Excerpts from a figure dataset
┄┄┄┄┄┄┄┄┄┄

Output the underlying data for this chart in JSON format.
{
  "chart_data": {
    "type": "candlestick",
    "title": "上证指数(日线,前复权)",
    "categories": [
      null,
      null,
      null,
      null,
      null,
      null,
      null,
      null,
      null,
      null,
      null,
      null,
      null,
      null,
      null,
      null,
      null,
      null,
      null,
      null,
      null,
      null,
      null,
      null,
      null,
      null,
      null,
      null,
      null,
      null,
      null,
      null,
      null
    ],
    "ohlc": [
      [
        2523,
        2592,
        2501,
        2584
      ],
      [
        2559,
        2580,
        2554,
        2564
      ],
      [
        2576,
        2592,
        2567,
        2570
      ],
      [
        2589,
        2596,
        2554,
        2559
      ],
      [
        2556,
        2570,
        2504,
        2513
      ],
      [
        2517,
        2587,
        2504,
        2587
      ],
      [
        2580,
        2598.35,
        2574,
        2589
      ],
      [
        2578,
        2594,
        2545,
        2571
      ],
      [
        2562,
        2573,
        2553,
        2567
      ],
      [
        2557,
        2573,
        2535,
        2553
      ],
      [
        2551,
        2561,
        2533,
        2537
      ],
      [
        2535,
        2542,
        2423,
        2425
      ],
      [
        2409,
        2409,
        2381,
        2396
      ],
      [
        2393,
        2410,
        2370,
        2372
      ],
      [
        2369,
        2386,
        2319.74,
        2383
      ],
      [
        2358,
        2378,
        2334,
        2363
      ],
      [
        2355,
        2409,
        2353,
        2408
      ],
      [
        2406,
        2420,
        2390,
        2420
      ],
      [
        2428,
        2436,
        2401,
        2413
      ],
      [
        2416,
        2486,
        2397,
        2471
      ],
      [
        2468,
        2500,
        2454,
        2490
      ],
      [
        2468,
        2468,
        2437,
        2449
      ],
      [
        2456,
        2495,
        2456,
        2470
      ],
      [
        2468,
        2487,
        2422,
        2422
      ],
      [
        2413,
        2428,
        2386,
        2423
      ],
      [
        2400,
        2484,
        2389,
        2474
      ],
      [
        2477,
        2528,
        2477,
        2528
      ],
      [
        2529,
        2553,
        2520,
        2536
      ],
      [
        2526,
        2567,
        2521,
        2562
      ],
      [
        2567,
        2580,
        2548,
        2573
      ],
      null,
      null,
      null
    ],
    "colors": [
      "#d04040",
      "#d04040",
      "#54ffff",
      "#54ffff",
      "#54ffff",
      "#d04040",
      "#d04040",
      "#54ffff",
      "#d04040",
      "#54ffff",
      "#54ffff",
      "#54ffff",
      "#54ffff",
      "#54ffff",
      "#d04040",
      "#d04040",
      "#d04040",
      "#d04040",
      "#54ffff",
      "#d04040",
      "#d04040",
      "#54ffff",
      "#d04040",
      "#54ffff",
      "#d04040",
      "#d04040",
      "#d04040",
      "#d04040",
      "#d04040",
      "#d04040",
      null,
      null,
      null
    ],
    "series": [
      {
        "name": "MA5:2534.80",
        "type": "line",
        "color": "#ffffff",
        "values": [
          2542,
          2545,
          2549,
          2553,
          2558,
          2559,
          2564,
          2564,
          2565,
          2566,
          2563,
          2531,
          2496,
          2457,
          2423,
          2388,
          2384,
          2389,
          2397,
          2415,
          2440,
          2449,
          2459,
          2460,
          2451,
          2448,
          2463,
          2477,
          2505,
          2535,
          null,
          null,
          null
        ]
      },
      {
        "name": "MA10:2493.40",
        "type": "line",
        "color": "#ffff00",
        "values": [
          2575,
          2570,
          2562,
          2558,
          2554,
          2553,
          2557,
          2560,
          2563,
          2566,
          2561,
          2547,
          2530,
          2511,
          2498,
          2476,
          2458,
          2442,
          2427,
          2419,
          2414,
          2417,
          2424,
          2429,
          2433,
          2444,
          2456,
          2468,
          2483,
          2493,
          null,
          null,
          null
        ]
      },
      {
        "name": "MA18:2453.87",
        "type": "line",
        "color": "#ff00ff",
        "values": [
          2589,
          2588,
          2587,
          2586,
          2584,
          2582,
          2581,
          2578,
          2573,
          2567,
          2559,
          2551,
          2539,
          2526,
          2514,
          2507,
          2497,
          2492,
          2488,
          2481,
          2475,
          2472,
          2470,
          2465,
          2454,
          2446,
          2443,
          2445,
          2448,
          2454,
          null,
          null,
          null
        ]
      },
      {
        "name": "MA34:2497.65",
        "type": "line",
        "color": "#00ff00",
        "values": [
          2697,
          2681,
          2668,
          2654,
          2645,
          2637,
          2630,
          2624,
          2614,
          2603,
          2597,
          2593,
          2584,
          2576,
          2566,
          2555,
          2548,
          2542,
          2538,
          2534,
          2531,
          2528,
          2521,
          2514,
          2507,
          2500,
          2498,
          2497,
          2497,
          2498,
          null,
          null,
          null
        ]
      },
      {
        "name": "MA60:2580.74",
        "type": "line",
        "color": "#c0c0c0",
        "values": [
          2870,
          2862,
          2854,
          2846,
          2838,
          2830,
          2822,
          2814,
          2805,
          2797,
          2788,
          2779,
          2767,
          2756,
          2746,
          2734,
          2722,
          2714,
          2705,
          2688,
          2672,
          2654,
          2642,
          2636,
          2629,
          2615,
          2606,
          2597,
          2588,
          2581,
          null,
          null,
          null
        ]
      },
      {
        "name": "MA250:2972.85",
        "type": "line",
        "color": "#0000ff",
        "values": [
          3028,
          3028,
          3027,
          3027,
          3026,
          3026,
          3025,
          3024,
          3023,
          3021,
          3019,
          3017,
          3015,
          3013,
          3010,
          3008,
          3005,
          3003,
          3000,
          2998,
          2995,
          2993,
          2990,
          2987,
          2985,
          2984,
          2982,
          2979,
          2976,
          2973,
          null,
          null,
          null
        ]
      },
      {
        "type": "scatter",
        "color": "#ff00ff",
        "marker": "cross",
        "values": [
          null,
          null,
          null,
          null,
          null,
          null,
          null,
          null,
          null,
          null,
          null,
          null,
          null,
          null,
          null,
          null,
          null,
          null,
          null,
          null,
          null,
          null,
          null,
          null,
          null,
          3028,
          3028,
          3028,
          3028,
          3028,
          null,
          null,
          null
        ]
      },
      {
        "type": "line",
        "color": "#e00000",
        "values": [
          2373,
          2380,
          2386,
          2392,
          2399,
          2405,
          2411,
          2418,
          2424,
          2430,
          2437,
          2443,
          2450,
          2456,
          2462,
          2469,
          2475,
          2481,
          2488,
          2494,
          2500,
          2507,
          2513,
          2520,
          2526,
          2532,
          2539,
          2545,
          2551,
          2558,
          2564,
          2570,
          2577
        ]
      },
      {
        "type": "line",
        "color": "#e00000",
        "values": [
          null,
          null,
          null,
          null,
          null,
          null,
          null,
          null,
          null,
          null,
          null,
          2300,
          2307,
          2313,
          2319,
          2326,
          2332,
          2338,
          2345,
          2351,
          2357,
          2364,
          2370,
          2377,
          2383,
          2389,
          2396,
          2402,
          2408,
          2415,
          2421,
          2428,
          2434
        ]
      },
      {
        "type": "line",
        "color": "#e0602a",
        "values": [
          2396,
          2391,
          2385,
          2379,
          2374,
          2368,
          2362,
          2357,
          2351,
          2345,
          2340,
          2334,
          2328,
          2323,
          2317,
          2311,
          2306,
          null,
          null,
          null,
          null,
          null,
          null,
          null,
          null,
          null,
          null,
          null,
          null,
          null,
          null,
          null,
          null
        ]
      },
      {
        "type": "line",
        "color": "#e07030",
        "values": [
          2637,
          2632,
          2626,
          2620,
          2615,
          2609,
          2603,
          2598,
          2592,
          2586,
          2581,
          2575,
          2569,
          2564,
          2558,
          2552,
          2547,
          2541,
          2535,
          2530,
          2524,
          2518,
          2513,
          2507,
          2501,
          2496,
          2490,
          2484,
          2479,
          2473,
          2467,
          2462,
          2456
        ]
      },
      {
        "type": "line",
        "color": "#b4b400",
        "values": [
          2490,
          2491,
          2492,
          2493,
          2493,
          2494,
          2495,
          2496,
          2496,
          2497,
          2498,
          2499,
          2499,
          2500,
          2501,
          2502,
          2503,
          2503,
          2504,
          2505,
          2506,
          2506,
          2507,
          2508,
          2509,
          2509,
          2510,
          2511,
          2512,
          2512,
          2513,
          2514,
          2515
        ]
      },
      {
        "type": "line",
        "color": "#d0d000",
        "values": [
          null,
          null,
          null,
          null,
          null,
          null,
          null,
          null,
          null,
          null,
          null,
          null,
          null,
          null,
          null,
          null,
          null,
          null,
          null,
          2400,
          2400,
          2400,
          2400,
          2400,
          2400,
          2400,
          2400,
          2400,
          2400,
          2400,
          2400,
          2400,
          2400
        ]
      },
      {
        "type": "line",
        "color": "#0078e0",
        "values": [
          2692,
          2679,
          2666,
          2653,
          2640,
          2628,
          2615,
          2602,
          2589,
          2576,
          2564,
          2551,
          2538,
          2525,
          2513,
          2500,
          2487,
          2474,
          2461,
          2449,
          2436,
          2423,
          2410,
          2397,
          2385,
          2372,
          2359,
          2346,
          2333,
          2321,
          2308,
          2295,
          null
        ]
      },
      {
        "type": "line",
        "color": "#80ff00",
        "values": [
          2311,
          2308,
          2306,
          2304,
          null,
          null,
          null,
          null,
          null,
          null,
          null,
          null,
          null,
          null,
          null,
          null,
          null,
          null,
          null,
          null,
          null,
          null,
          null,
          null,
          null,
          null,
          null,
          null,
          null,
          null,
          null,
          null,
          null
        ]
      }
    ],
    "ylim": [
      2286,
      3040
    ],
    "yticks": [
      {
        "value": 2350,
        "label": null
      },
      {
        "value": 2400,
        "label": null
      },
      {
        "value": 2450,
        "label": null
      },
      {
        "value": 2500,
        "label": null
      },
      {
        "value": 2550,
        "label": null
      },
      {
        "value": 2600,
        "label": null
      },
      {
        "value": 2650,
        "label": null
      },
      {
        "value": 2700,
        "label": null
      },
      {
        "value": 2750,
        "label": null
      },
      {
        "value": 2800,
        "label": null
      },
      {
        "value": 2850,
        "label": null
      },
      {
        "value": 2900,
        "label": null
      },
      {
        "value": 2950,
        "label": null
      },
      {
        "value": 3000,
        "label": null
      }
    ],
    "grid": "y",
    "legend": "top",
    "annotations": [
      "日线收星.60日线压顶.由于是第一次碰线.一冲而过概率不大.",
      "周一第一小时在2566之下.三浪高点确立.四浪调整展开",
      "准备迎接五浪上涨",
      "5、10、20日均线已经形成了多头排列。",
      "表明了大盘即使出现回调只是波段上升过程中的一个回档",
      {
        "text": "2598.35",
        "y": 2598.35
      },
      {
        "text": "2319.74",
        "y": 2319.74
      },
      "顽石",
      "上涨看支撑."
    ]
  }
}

┄┄┄┄┄┄┄┄┄┄

- WRITTEN REQUEST: Where a line contains "name", copy that line.

- COMPLETED EXERCISE:
        "name": "MA5:2534.80",
        "name": "MA10:2493.40",
        "name": "MA18:2453.87",
        "name": "MA34:2497.65",
        "name": "MA60:2580.74",
        "name": "MA250:2972.85",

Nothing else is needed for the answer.